Copy each line in which the string "structure" occurs.
▼
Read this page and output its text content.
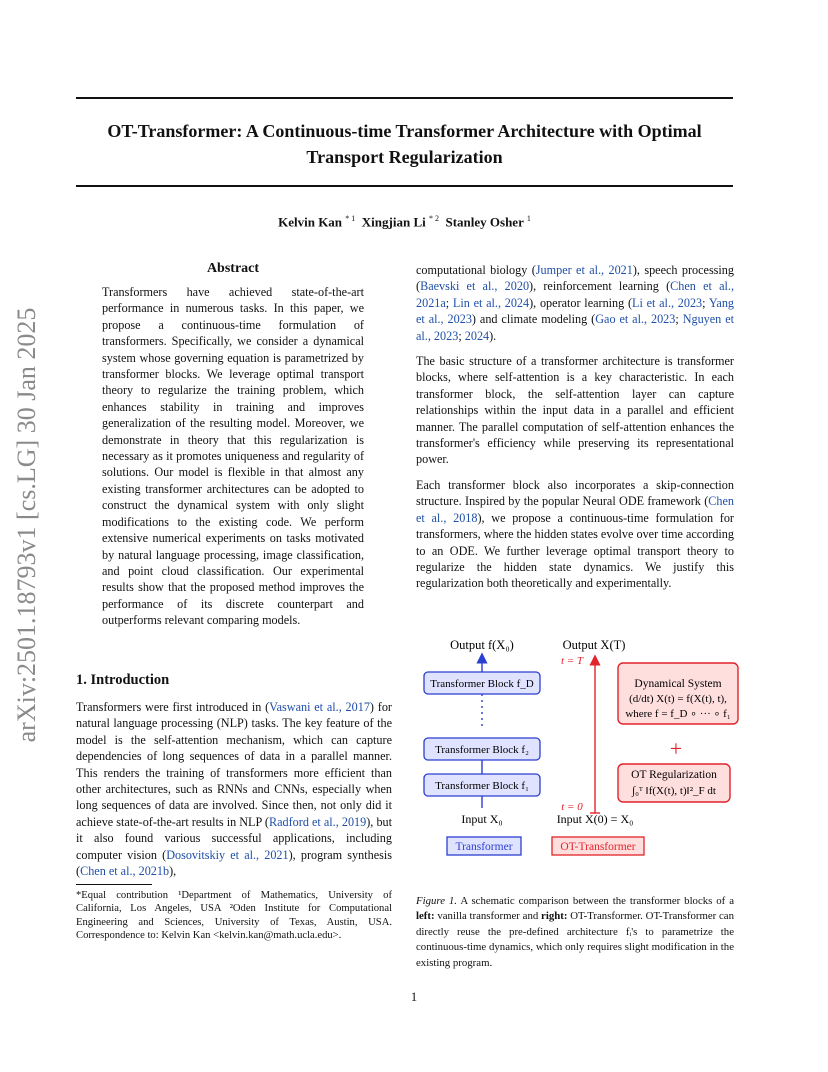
arXiv:2501.18793v1 [cs.LG] 30 Jan 2025
OT-Transformer: A Continuous-time Transformer Architecture with Optimal Transport Regularization
Kelvin Kan $^{* 1}$ Xingjian Li $^{* 2}$ Stanley Osher $^1$
Abstract
Transformers have achieved state-of-the-art performance in numerous tasks. In this paper, we propose a continuous-time formulation of transformers. Specifically, we consider a dynamical system whose governing equation is parametrized by transformer blocks. We leverage optimal transport theory to regularize the training problem, which enhances stability in training and improves generalization of the resulting model. Moreover, we demonstrate in theory that this regularization is necessary as it promotes uniqueness and regularity of solutions. Our model is flexible in that almost any existing transformer architectures can be adopted to construct the dynamical system with only slight modifications to the existing code. We perform extensive numerical experiments on tasks motivated by natural language processing, image classification, and point cloud classification. Our experimental results show that the proposed method improves the performance of its discrete counterpart and outperforms relevant comparing models.
1. Introduction

Transformers were first introduced in (Vaswani et al., 2017) for natural language processing (NLP) tasks. The key feature of the model is the self-attention mechanism, which can capture dependencies of long sequences of data in a parallel manner. This renders the training of transformers more efficient than other architectures, such as RNNs and CNNs, especially when long sequences of data are involved. Since then, not only did it achieve state-of-the-art results in NLP (Radford et al., 2019), but it also found various successful applications, including computer vision (Dosovitskiy et al., 2021), program synthesis (Chen et al., 2021b),

*Equal contribution ¹Department of Mathematics, University of California, Los Angeles, USA ²Oden Institute for Computational Engineering and Sciences, University of Texas, Austin, USA. Correspondence to: Kelvin Kan <kelvin.kan@math.ucla.edu>.

computational biology (Jumper et al., 2021), speech processing (Baevski et al., 2020), reinforcement learning (Chen et al., 2021a; Lin et al., 2024), operator learning (Li et al., 2023; Yang et al., 2023) and climate modeling (Gao et al., 2023; Nguyen et al., 2023; 2024).

The basic structure of a transformer architecture is transformer blocks, where self-attention is a key characteristic. In each transformer block, the self-attention layer can capture relationships within the input data in a parallel and efficient manner. The parallel computation of self-attention enhances the transformer's efficiency while preserving its representational power.

Each transformer block also incorporates a skip-connection structure. Inspired by the popular Neural ODE framework (Chen et al., 2018), we propose a continuous-time formulation for transformers, where the hidden states evolve over time according to an ODE. We further leverage optimal transport theory to regularize the hidden state dynamics. We justify this regularization both theoretically and experimentally.

Output f(X₀)
Transformer Block f_D
Transformer Block f₂
Transformer Block f₁
Input X₀
Transformer
Output X(T)
t = T
t = 0
Dynamical System
(d/dt) X(t) = f(X(t), t),
where f = f_D ∘ ··· ∘ f₁
+
OT Regularization
∫₀ᵀ ‖f(X(t), t)‖²_F dt
Input X(0) = X₀
OT-Transformer
Figure 1. A schematic comparison between the transformer blocks of a left: vanilla transformer and right: OT-Transformer. OT-Transformer can directly reuse the pre-defined architecture fᵢ's to parametrize the continuous-time dynamics, which only requires slight modification in the existing program.
1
▲
SOLUTION ▸
The basic structure of a transformer architecture is transformer blocks, where self-attention is a key characteristic. In each transformer block, the self-attention layer can capture relationships within the input data in a parallel and efficient manner. The parallel computation of self-attention enhances the transformer's efficiency while preserving its representational power.
Each transformer block also incorporates a skip-connection structure. Inspired by the popular Neural ODE framework (Chen et al., 2018), we propose a continuous-time formulation for transformers, where the hidden states evolve over time according to an ODE. We further leverage optimal transport theory to regularize the hidden state dynamics. We justify this regularization both theoretically and experimentally.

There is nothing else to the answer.